Material to process.
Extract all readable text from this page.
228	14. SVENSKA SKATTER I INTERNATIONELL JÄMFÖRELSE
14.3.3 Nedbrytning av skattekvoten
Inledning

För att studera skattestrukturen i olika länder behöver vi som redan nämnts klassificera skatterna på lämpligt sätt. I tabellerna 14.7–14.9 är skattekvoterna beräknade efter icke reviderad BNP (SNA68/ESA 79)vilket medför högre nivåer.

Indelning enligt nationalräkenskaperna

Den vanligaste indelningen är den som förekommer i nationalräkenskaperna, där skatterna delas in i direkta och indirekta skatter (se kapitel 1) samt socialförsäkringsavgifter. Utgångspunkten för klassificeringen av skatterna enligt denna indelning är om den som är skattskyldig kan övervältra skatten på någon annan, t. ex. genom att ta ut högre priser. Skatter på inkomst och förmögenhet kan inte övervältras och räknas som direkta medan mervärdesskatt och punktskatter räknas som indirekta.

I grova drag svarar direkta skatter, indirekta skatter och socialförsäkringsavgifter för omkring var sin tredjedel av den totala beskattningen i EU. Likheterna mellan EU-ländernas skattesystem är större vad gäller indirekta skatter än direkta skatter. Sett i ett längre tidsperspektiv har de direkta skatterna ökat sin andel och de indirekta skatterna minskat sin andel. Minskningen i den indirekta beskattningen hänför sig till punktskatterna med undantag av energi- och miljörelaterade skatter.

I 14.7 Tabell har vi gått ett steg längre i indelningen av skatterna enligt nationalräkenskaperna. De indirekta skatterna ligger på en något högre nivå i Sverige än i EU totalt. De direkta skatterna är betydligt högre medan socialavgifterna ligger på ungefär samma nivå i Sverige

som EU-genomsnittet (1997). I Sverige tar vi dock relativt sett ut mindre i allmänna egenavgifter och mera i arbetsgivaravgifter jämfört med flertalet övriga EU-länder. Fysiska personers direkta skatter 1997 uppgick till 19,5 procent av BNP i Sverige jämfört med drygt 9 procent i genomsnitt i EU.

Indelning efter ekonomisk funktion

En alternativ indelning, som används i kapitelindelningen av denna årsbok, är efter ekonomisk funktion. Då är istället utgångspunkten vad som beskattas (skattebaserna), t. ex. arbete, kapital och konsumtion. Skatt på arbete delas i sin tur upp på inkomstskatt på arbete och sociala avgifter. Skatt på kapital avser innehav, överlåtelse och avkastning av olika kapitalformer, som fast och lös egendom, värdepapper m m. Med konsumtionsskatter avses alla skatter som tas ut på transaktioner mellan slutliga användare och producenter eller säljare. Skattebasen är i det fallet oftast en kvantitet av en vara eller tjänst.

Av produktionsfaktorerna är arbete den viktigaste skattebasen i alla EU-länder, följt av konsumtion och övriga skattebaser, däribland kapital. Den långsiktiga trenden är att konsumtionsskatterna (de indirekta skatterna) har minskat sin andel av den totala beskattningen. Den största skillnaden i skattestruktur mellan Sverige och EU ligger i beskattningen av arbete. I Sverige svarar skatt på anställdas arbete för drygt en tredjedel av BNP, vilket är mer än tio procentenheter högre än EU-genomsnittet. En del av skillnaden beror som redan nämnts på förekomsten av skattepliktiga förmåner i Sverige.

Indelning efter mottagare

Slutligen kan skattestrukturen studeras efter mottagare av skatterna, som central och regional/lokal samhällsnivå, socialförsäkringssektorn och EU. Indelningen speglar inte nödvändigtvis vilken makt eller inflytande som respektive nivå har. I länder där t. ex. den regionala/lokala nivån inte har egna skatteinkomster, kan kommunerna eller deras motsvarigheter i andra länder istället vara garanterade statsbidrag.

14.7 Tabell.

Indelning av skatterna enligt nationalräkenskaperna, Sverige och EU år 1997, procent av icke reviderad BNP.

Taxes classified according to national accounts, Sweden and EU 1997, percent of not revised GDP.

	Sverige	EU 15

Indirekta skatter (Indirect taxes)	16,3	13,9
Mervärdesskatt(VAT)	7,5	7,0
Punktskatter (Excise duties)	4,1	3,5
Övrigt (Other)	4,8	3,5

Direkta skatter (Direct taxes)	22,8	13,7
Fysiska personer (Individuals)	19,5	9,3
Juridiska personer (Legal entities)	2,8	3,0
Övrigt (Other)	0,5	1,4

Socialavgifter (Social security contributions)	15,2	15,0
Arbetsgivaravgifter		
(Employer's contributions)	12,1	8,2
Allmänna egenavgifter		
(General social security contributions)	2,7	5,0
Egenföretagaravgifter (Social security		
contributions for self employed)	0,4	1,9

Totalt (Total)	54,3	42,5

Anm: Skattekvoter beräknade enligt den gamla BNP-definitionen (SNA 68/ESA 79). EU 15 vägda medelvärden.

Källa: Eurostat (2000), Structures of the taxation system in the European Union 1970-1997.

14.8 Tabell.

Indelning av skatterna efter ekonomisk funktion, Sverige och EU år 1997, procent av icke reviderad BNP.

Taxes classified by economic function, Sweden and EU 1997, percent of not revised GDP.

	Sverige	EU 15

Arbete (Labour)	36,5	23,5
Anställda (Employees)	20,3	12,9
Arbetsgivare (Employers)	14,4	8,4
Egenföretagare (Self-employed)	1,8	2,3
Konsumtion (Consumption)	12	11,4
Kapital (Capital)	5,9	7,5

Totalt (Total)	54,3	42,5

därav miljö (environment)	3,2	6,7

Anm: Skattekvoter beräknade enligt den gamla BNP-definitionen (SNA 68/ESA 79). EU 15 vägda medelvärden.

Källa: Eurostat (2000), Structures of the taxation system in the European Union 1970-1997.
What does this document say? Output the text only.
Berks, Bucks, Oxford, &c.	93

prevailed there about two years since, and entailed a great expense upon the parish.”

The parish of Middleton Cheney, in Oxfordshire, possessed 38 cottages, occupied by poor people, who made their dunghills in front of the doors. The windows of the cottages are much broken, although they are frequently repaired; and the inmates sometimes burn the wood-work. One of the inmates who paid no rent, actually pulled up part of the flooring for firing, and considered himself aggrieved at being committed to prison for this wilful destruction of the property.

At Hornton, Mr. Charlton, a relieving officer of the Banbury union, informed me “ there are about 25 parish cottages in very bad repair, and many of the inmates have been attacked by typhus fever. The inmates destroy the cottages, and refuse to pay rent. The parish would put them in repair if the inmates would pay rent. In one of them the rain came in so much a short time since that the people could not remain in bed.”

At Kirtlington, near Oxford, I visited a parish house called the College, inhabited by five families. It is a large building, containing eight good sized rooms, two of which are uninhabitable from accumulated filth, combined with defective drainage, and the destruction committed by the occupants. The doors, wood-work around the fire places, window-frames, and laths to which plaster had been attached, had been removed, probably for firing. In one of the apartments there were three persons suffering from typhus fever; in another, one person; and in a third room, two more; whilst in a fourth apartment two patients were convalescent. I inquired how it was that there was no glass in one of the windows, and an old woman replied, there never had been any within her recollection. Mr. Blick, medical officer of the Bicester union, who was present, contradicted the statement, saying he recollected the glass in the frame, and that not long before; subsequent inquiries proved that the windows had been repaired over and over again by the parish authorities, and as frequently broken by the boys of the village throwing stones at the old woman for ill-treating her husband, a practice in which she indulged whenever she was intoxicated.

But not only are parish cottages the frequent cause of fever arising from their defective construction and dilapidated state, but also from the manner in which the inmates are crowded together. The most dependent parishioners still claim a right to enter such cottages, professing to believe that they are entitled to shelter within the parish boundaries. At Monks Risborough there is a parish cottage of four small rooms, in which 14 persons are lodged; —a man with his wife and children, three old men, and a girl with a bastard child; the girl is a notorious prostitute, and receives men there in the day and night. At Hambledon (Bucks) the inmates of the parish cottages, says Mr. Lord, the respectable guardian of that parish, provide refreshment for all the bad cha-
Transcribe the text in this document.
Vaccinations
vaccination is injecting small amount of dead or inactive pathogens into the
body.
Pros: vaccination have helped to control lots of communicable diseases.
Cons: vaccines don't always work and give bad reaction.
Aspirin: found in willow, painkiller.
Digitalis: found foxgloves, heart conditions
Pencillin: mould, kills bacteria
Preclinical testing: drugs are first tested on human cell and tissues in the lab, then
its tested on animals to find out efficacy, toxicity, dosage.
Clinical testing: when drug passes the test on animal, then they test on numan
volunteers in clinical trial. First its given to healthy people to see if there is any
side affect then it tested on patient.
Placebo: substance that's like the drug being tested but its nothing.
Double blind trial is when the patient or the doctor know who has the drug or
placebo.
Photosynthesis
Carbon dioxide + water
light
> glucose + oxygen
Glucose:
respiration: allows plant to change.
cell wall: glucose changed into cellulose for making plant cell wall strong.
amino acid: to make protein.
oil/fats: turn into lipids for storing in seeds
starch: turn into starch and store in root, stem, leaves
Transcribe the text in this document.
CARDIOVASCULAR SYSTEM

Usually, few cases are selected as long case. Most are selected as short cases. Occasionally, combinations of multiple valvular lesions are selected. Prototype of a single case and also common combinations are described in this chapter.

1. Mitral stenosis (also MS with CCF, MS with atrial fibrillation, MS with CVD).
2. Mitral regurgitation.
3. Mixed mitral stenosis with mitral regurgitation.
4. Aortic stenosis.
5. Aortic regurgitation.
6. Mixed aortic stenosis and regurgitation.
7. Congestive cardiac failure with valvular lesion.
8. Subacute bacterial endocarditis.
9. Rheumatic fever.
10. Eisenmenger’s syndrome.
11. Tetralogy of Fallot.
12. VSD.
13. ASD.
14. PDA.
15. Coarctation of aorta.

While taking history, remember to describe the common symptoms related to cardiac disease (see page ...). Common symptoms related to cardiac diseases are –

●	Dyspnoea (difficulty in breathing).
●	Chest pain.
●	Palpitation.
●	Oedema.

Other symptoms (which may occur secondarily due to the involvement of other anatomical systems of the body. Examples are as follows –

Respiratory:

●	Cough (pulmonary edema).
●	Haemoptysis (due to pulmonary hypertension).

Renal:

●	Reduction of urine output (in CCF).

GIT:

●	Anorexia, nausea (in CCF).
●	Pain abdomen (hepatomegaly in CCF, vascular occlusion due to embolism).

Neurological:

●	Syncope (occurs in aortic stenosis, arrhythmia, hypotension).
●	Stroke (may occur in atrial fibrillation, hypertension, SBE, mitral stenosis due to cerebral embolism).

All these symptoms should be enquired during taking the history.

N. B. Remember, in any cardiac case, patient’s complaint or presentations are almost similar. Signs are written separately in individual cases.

What to do.
Whenever the word "hypertension" appears in a line of the listing, copy out that line.

Final answer.
●	Haemoptysis (due to pulmonary hypertension).
●	Stroke (may occur in atrial fibrillation, hypertension, SBE, mitral stenosis due to cerebral embolism).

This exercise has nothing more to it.